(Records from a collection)
++++++++++

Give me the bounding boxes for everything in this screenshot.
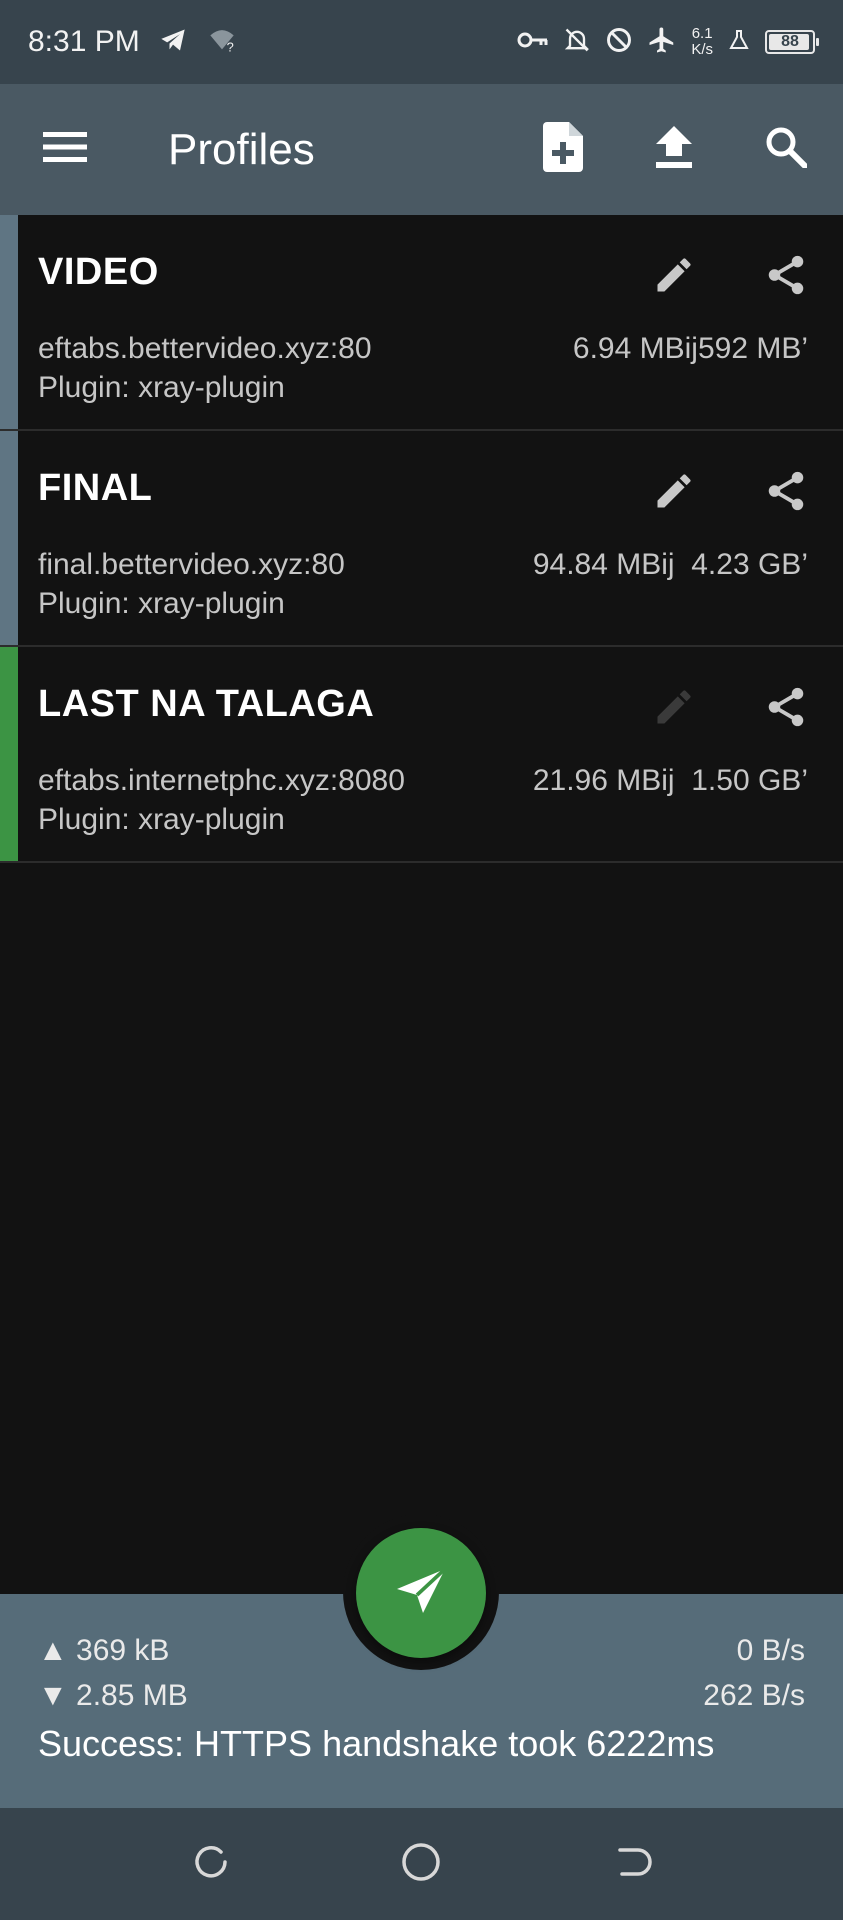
edit-button[interactable] bbox=[640, 243, 708, 311]
net-speed: 6.1 K/s bbox=[691, 26, 713, 58]
battery-icon: 88 bbox=[765, 30, 819, 54]
navigation-bar bbox=[0, 1808, 843, 1920]
vpn-key-icon bbox=[517, 28, 549, 57]
share-icon bbox=[763, 468, 809, 519]
pencil-icon bbox=[652, 685, 696, 734]
back-icon bbox=[612, 1842, 652, 1887]
connection-test-message: Success: HTTPS handshake took 6222ms bbox=[38, 1723, 715, 1764]
share-button[interactable] bbox=[752, 675, 820, 743]
download-rate: 262 B/s bbox=[703, 1679, 805, 1712]
profile-server: final.bettervideo.xyz:80 bbox=[38, 548, 345, 581]
wifi-question-icon: ? bbox=[206, 26, 238, 59]
menu-icon bbox=[43, 131, 87, 168]
battery-level: 88 bbox=[781, 33, 799, 50]
upload-icon bbox=[656, 126, 692, 173]
status-time: 8:31 PM bbox=[28, 25, 140, 58]
upload-rate: 0 B/s bbox=[736, 1634, 805, 1667]
paper-plane-icon bbox=[395, 1567, 447, 1620]
toolbar: Profiles bbox=[0, 84, 843, 215]
pencil-icon bbox=[652, 253, 696, 302]
share-button[interactable] bbox=[752, 243, 820, 311]
search-button[interactable] bbox=[751, 115, 821, 185]
profile-card[interactable]: VIDEO eftabs.bettervideo.xyz:80 Plugin: … bbox=[0, 215, 843, 431]
profile-plugin: Plugin: xray-plugin bbox=[38, 587, 285, 620]
profile-accent-active bbox=[0, 647, 18, 861]
edit-button-disabled bbox=[640, 675, 708, 743]
home-button[interactable] bbox=[389, 1832, 453, 1896]
share-icon bbox=[763, 684, 809, 735]
bell-off-icon bbox=[563, 26, 591, 59]
profile-card-active[interactable]: LAST NA TALAGA eftabs.internetphc.xyz:80… bbox=[0, 647, 843, 863]
recent-apps-button[interactable] bbox=[179, 1832, 243, 1896]
download-total: ▼ 2.85 MB bbox=[38, 1679, 188, 1712]
profile-server: eftabs.bettervideo.xyz:80 bbox=[38, 332, 372, 365]
profile-card[interactable]: FINAL final.bettervideo.xyz:80 Plugin: x… bbox=[0, 431, 843, 647]
status-left-icons: ? bbox=[158, 26, 238, 59]
profile-name: VIDEO bbox=[38, 251, 159, 293]
profile-traffic: 94.84 MBij 4.23 GB’ bbox=[532, 548, 808, 581]
profile-plugin: Plugin: xray-plugin bbox=[38, 371, 285, 404]
page-title: Profiles bbox=[168, 124, 315, 174]
profile-accent bbox=[0, 215, 18, 429]
do-not-disturb-icon bbox=[605, 26, 633, 59]
search-icon bbox=[765, 126, 808, 173]
profile-name: LAST NA TALAGA bbox=[38, 683, 375, 725]
profile-name: FINAL bbox=[38, 467, 153, 509]
add-file-icon bbox=[543, 122, 583, 177]
add-profile-button[interactable] bbox=[528, 115, 598, 185]
profile-list: VIDEO eftabs.bettervideo.xyz:80 Plugin: … bbox=[0, 215, 843, 863]
profile-traffic: 6.94 MBij592 MB’ bbox=[572, 332, 808, 365]
import-button[interactable] bbox=[639, 115, 709, 185]
svg-text:?: ? bbox=[226, 39, 233, 53]
profile-accent bbox=[0, 431, 18, 645]
menu-button[interactable] bbox=[30, 115, 100, 185]
telegram-icon bbox=[158, 26, 188, 59]
net-speed-value: 6.1 bbox=[691, 25, 713, 42]
share-icon bbox=[763, 252, 809, 303]
pencil-icon bbox=[652, 469, 696, 518]
share-button[interactable] bbox=[752, 459, 820, 527]
status-bar: 8:31 PM ? 6.1 K/s 88 bbox=[0, 0, 843, 84]
connect-fab[interactable] bbox=[356, 1528, 486, 1658]
upload-total: ▲ 369 kB bbox=[38, 1634, 170, 1667]
back-button[interactable] bbox=[600, 1832, 664, 1896]
airplane-icon bbox=[647, 25, 677, 60]
status-right-icons: 6.1 K/s 88 bbox=[517, 25, 819, 60]
profile-server: eftabs.internetphc.xyz:8080 bbox=[38, 764, 405, 797]
net-speed-unit: K/s bbox=[691, 41, 713, 58]
profile-traffic: 21.96 MBij 1.50 GB’ bbox=[532, 764, 808, 797]
edit-button[interactable] bbox=[640, 459, 708, 527]
profile-plugin: Plugin: xray-plugin bbox=[38, 803, 285, 836]
flask-icon bbox=[727, 27, 751, 58]
recent-apps-icon bbox=[191, 1842, 231, 1887]
home-icon bbox=[400, 1841, 442, 1888]
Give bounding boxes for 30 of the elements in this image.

++++++++++

Rewrite all of the material above, changing each occurrence of "share-icon" to "forward-icon" and keeping every other part the same. Leave the pictures out of the result.

Give me the bounding boxes for everything in this screenshot.
edit-button[interactable] bbox=[640, 243, 708, 311]
net-speed: 6.1 K/s bbox=[691, 26, 713, 58]
battery-icon: 88 bbox=[765, 30, 819, 54]
navigation-bar bbox=[0, 1808, 843, 1920]
vpn-key-icon bbox=[517, 28, 549, 57]
forward-icon bbox=[763, 468, 809, 519]
pencil-icon bbox=[652, 685, 696, 734]
back-icon bbox=[612, 1842, 652, 1887]
connection-test-message: Success: HTTPS handshake took 6222ms bbox=[38, 1723, 715, 1764]
share-button[interactable] bbox=[752, 675, 820, 743]
download-rate: 262 B/s bbox=[703, 1679, 805, 1712]
profile-server: final.bettervideo.xyz:80 bbox=[38, 548, 345, 581]
wifi-question-icon: ? bbox=[206, 26, 238, 59]
menu-icon bbox=[43, 131, 87, 168]
battery-level: 88 bbox=[781, 33, 799, 50]
upload-icon bbox=[656, 126, 692, 173]
status-time: 8:31 PM bbox=[28, 25, 140, 58]
upload-rate: 0 B/s bbox=[736, 1634, 805, 1667]
paper-plane-icon bbox=[395, 1567, 447, 1620]
toolbar: Profiles bbox=[0, 84, 843, 215]
pencil-icon bbox=[652, 253, 696, 302]
share-button[interactable] bbox=[752, 243, 820, 311]
search-button[interactable] bbox=[751, 115, 821, 185]
profile-card[interactable]: VIDEO eftabs.bettervideo.xyz:80 Plugin: … bbox=[0, 215, 843, 431]
profile-plugin: Plugin: xray-plugin bbox=[38, 587, 285, 620]
profile-accent-active bbox=[0, 647, 18, 861]
edit-button-disabled bbox=[640, 675, 708, 743]
home-button[interactable] bbox=[389, 1832, 453, 1896]
forward-icon bbox=[763, 684, 809, 735]
bell-off-icon bbox=[563, 26, 591, 59]
profile-card-active[interactable]: LAST NA TALAGA eftabs.internetphc.xyz:80… bbox=[0, 647, 843, 863]
recent-apps-button[interactable] bbox=[179, 1832, 243, 1896]
download-total: ▼ 2.85 MB bbox=[38, 1679, 188, 1712]
profile-server: eftabs.bettervideo.xyz:80 bbox=[38, 332, 372, 365]
profile-card[interactable]: FINAL final.bettervideo.xyz:80 Plugin: x… bbox=[0, 431, 843, 647]
status-left-icons: ? bbox=[158, 26, 238, 59]
profile-name: VIDEO bbox=[38, 251, 159, 293]
profile-traffic: 94.84 MBij 4.23 GB’ bbox=[532, 548, 808, 581]
profile-plugin: Plugin: xray-plugin bbox=[38, 371, 285, 404]
page-title: Profiles bbox=[168, 124, 315, 174]
profile-accent bbox=[0, 215, 18, 429]
do-not-disturb-icon bbox=[605, 26, 633, 59]
search-icon bbox=[765, 126, 808, 173]
profile-name: LAST NA TALAGA bbox=[38, 683, 375, 725]
profile-name: FINAL bbox=[38, 467, 153, 509]
add-file-icon bbox=[543, 122, 583, 177]
add-profile-button[interactable] bbox=[528, 115, 598, 185]
profile-list: VIDEO eftabs.bettervideo.xyz:80 Plugin: … bbox=[0, 215, 843, 863]
profile-traffic: 6.94 MBij592 MB’ bbox=[572, 332, 808, 365]
import-button[interactable] bbox=[639, 115, 709, 185]
svg-text:?: ? bbox=[226, 39, 233, 53]
profile-accent bbox=[0, 431, 18, 645]
menu-button[interactable] bbox=[30, 115, 100, 185]
telegram-icon bbox=[158, 26, 188, 59]
net-speed-value: 6.1 bbox=[691, 25, 713, 42]
forward-icon bbox=[763, 252, 809, 303]
pencil-icon bbox=[652, 469, 696, 518]
share-button[interactable] bbox=[752, 459, 820, 527]
status-bar: 8:31 PM ? 6.1 K/s 88 bbox=[0, 0, 843, 84]
connect-fab[interactable] bbox=[356, 1528, 486, 1658]
upload-total: ▲ 369 kB bbox=[38, 1634, 170, 1667]
back-button[interactable] bbox=[600, 1832, 664, 1896]
airplane-icon bbox=[647, 25, 677, 60]
status-right-icons: 6.1 K/s 88 bbox=[517, 25, 819, 60]
profile-server: eftabs.internetphc.xyz:8080 bbox=[38, 764, 405, 797]
net-speed-unit: K/s bbox=[691, 41, 713, 58]
profile-traffic: 21.96 MBij 1.50 GB’ bbox=[532, 764, 808, 797]
edit-button[interactable] bbox=[640, 459, 708, 527]
profile-plugin: Plugin: xray-plugin bbox=[38, 803, 285, 836]
flask-icon bbox=[727, 27, 751, 58]
recent-apps-icon bbox=[191, 1842, 231, 1887]
home-icon bbox=[400, 1841, 442, 1888]
Give bounding boxes for 30 of the elements in this image.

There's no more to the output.